Provided information →
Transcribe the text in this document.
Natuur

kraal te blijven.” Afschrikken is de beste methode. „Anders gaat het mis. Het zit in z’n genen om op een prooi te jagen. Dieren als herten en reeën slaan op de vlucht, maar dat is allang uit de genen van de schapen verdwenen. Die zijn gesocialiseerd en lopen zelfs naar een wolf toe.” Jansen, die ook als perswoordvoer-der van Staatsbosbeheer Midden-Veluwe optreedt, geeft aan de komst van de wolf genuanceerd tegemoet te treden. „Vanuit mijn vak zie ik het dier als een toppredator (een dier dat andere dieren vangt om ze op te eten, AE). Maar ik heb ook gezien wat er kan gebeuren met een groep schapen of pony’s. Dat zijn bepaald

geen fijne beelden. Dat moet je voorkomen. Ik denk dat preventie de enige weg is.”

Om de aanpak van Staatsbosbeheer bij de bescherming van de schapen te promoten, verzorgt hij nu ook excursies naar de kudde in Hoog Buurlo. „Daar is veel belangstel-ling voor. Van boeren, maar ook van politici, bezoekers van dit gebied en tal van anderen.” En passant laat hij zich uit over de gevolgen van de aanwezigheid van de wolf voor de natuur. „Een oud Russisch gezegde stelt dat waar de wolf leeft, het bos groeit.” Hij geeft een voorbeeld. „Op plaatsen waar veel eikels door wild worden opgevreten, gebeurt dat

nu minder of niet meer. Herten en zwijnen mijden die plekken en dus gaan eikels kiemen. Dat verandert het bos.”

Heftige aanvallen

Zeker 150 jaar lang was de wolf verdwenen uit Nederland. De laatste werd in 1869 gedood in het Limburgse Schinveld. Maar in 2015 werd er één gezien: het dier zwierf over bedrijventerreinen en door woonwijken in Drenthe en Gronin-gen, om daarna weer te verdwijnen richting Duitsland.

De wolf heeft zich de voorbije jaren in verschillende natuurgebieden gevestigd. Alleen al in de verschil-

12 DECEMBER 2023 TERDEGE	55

Aim → Reproduce all of the records exactly.

Response →
Transcribe the text in this document.
Natuur

kraal te blijven.” Afschrikken is de beste methode. „Anders gaat het mis. Het zit in z’n genen om op een prooi te jagen. Dieren als herten en reeën slaan op de vlucht, maar dat is allang uit de genen van de schapen verdwenen. Die zijn gesocialiseerd en lopen zelfs naar een wolf toe.” Jansen, die ook als perswoordvoer-der van Staatsbosbeheer Midden-Veluwe optreedt, geeft aan de komst van de wolf genuanceerd tegemoet te treden. „Vanuit mijn vak zie ik het dier als een toppredator (een dier dat andere dieren vangt om ze op te eten, AE). Maar ik heb ook gezien wat er kan gebeuren met een groep schapen of pony’s. Dat zijn bepaald

geen fijne beelden. Dat moet je voorkomen. Ik denk dat preventie de enige weg is.”

Om de aanpak van Staatsbosbeheer bij de bescherming van de schapen te promoten, verzorgt hij nu ook excursies naar de kudde in Hoog Buurlo. „Daar is veel belangstel-ling voor. Van boeren, maar ook van politici, bezoekers van dit gebied en tal van anderen.” En passant laat hij zich uit over de gevolgen van de aanwezigheid van de wolf voor de natuur. „Een oud Russisch gezegde stelt dat waar de wolf leeft, het bos groeit.” Hij geeft een voorbeeld. „Op plaatsen waar veel eikels door wild worden opgevreten, gebeurt dat

nu minder of niet meer. Herten en zwijnen mijden die plekken en dus gaan eikels kiemen. Dat verandert het bos.”

Heftige aanvallen

Zeker 150 jaar lang was de wolf verdwenen uit Nederland. De laatste werd in 1869 gedood in het Limburgse Schinveld. Maar in 2015 werd er één gezien: het dier zwierf over bedrijventerreinen en door woonwijken in Drenthe en Gronin-gen, om daarna weer te verdwijnen richting Duitsland.

De wolf heeft zich de voorbije jaren in verschillende natuurgebieden gevestigd. Alleen al in de verschil-

12 DECEMBER 2023 TERDEGE	55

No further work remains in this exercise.